▶ **Written task**
Copy the lines below as they are; omit the images they contain.

╭──

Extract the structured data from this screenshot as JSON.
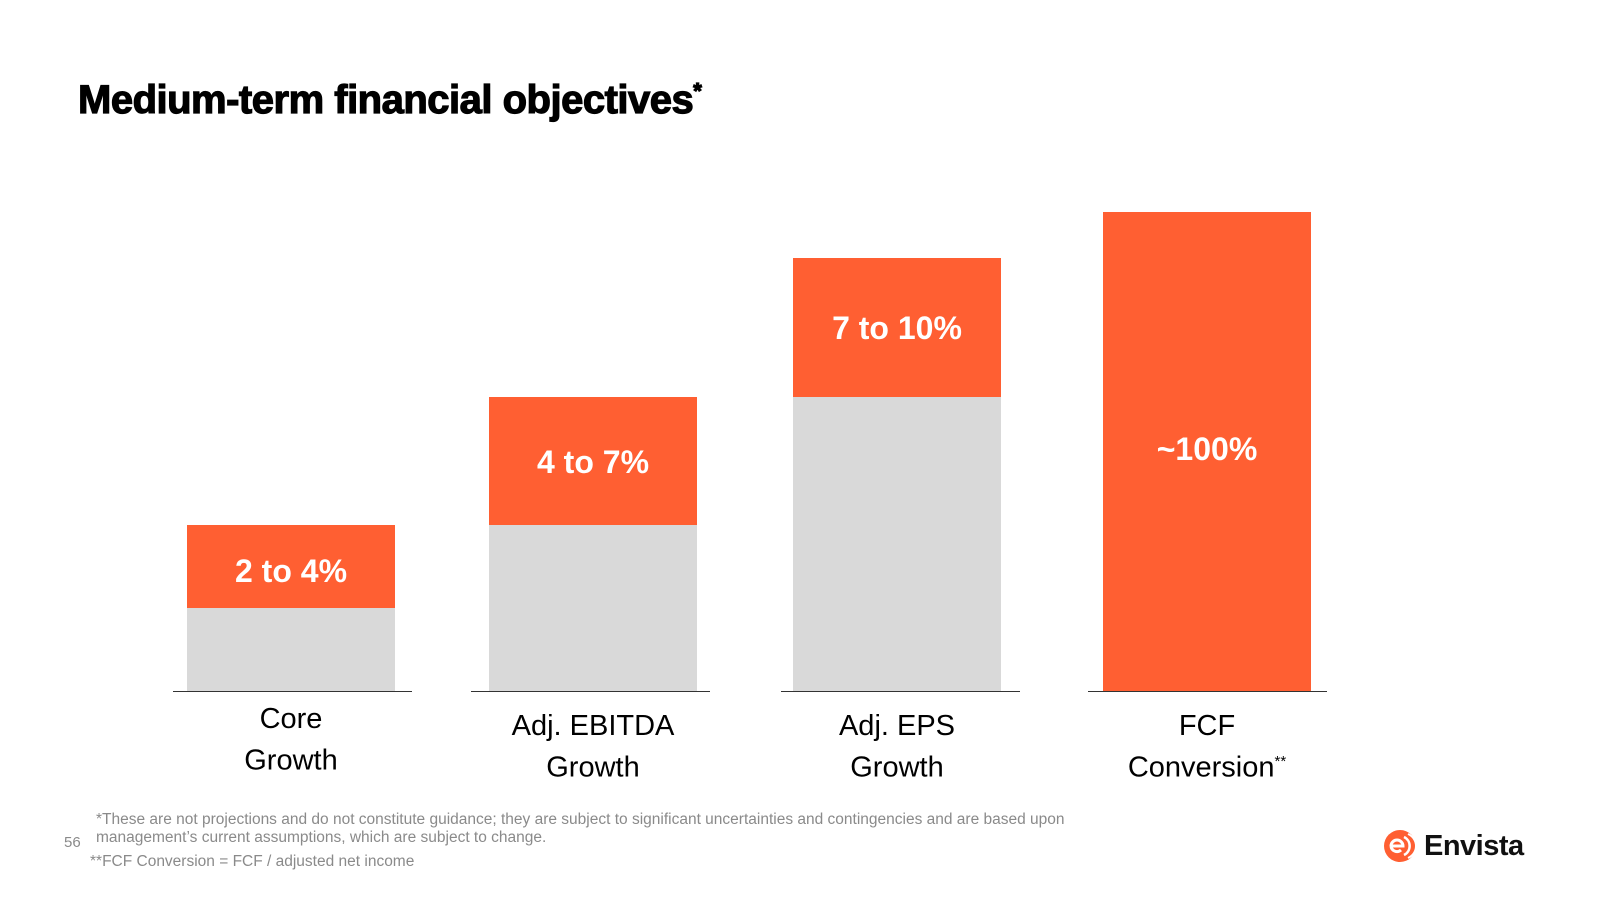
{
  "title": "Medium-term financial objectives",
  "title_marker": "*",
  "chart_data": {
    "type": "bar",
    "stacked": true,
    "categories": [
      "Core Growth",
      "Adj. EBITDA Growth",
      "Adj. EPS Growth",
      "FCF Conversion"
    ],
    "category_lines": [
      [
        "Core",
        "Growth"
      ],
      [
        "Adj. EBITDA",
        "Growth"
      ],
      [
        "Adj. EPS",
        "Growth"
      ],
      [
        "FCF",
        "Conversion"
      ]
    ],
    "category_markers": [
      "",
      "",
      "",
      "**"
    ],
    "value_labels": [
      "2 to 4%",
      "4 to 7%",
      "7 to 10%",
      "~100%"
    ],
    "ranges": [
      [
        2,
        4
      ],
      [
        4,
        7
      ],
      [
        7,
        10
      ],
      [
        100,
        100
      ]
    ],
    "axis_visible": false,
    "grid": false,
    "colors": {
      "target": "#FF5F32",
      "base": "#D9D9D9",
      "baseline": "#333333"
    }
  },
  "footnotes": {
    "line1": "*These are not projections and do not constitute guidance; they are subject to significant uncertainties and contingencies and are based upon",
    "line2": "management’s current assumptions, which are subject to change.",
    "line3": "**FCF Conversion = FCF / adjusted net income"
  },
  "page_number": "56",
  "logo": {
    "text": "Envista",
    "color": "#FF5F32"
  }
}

╰──

▶ **Answer to the task**
Extract the structured data from this screenshot as JSON.
{
  "title": "Medium-term financial objectives",
  "title_marker": "*",
  "chart_data": {
    "type": "bar",
    "stacked": true,
    "categories": [
      "Core Growth",
      "Adj. EBITDA Growth",
      "Adj. EPS Growth",
      "FCF Conversion"
    ],
    "category_lines": [
      [
        "Core",
        "Growth"
      ],
      [
        "Adj. EBITDA",
        "Growth"
      ],
      [
        "Adj. EPS",
        "Growth"
      ],
      [
        "FCF",
        "Conversion"
      ]
    ],
    "category_markers": [
      "",
      "",
      "",
      "**"
    ],
    "value_labels": [
      "2 to 4%",
      "4 to 7%",
      "7 to 10%",
      "~100%"
    ],
    "ranges": [
      [
        2,
        4
      ],
      [
        4,
        7
      ],
      [
        7,
        10
      ],
      [
        100,
        100
      ]
    ],
    "axis_visible": false,
    "grid": false,
    "colors": {
      "target": "#FF5F32",
      "base": "#D9D9D9",
      "baseline": "#333333"
    }
  },
  "footnotes": {
    "line1": "*These are not projections and do not constitute guidance; they are subject to significant uncertainties and contingencies and are based upon",
    "line2": "management’s current assumptions, which are subject to change.",
    "line3": "**FCF Conversion = FCF / adjusted net income"
  },
  "page_number": "56",
  "logo": {
    "text": "Envista",
    "color": "#FF5F32"
  }
}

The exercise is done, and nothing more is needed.